EXERCISE REQUIREMENTS: Each entry needs to be restated exactly as written.

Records
* begin *
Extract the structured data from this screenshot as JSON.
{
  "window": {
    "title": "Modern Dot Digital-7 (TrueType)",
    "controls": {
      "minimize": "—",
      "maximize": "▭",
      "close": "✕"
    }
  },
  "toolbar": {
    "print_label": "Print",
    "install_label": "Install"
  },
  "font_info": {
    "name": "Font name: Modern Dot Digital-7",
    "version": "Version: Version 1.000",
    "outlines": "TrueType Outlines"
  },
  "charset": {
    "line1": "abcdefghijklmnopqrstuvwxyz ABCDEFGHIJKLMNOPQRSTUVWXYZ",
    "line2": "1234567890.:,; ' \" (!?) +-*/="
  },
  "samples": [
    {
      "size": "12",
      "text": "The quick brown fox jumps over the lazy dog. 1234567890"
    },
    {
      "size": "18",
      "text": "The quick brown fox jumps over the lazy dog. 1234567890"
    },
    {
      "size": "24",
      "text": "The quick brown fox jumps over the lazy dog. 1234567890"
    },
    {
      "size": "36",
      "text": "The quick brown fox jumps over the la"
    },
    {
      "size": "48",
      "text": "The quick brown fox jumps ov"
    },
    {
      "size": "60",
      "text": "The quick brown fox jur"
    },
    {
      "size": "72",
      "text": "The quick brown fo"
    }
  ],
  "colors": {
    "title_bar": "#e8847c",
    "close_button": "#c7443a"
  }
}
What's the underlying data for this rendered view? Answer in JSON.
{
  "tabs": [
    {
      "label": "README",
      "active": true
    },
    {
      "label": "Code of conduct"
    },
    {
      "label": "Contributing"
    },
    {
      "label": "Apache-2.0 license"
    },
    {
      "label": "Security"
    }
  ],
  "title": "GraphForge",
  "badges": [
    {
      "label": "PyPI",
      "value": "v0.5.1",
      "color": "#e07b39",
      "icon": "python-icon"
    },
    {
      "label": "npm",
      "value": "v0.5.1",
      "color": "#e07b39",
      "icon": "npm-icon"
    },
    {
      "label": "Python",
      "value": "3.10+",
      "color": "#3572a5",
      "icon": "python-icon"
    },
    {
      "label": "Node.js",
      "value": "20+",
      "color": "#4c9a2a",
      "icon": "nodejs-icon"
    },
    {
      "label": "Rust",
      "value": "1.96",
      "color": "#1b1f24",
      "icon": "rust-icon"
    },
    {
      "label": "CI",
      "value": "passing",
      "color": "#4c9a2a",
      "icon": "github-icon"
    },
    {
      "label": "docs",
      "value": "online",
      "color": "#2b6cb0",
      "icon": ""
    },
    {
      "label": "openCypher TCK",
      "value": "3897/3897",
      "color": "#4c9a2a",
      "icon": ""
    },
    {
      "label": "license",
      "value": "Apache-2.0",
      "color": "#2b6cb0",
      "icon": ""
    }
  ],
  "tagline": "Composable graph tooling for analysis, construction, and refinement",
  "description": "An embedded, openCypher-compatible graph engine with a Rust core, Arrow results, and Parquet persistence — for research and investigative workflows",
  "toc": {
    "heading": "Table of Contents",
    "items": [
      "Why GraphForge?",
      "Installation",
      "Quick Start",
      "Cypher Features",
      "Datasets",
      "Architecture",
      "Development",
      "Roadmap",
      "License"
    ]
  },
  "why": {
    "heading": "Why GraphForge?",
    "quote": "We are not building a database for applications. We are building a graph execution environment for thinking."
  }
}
* end *
SOLVED PROBLEM:
Extract the structured data from this screenshot as JSON.
{
  "window": {
    "title": "Modern Dot Digital-7 (TrueType)",
    "controls": {
      "minimize": "—",
      "maximize": "▭",
      "close": "✕"
    }
  },
  "toolbar": {
    "print_label": "Print",
    "install_label": "Install"
  },
  "font_info": {
    "name": "Font name: Modern Dot Digital-7",
    "version": "Version: Version 1.000",
    "outlines": "TrueType Outlines"
  },
  "charset": {
    "line1": "abcdefghijklmnopqrstuvwxyz ABCDEFGHIJKLMNOPQRSTUVWXYZ",
    "line2": "1234567890.:,; ' \" (!?) +-*/="
  },
  "samples": [
    {
      "size": "12",
      "text": "The quick brown fox jumps over the lazy dog. 1234567890"
    },
    {
      "size": "18",
      "text": "The quick brown fox jumps over the lazy dog. 1234567890"
    },
    {
      "size": "24",
      "text": "The quick brown fox jumps over the lazy dog. 1234567890"
    },
    {
      "size": "36",
      "text": "The quick brown fox jumps over the la"
    },
    {
      "size": "48",
      "text": "The quick brown fox jumps ov"
    },
    {
      "size": "60",
      "text": "The quick brown fox jur"
    },
    {
      "size": "72",
      "text": "The quick brown fo"
    }
  ],
  "colors": {
    "title_bar": "#e8847c",
    "close_button": "#c7443a"
  }
}
What's the underlying data for this rendered view? Answer in JSON.
{
  "tabs": [
    {
      "label": "README",
      "active": true
    },
    {
      "label": "Code of conduct"
    },
    {
      "label": "Contributing"
    },
    {
      "label": "Apache-2.0 license"
    },
    {
      "label": "Security"
    }
  ],
  "title": "GraphForge",
  "badges": [
    {
      "label": "PyPI",
      "value": "v0.5.1",
      "color": "#e07b39",
      "icon": "python-icon"
    },
    {
      "label": "npm",
      "value": "v0.5.1",
      "color": "#e07b39",
      "icon": "npm-icon"
    },
    {
      "label": "Python",
      "value": "3.10+",
      "color": "#3572a5",
      "icon": "python-icon"
    },
    {
      "label": "Node.js",
      "value": "20+",
      "color": "#4c9a2a",
      "icon": "nodejs-icon"
    },
    {
      "label": "Rust",
      "value": "1.96",
      "color": "#1b1f24",
      "icon": "rust-icon"
    },
    {
      "label": "CI",
      "value": "passing",
      "color": "#4c9a2a",
      "icon": "github-icon"
    },
    {
      "label": "docs",
      "value": "online",
      "color": "#2b6cb0",
      "icon": ""
    },
    {
      "label": "openCypher TCK",
      "value": "3897/3897",
      "color": "#4c9a2a",
      "icon": ""
    },
    {
      "label": "license",
      "value": "Apache-2.0",
      "color": "#2b6cb0",
      "icon": ""
    }
  ],
  "tagline": "Composable graph tooling for analysis, construction, and refinement",
  "description": "An embedded, openCypher-compatible graph engine with a Rust core, Arrow results, and Parquet persistence — for research and investigative workflows",
  "toc": {
    "heading": "Table of Contents",
    "items": [
      "Why GraphForge?",
      "Installation",
      "Quick Start",
      "Cypher Features",
      "Datasets",
      "Architecture",
      "Development",
      "Roadmap",
      "License"
    ]
  },
  "why": {
    "heading": "Why GraphForge?",
    "quote": "We are not building a database for applications. We are building a graph execution environment for thinking."
  }
}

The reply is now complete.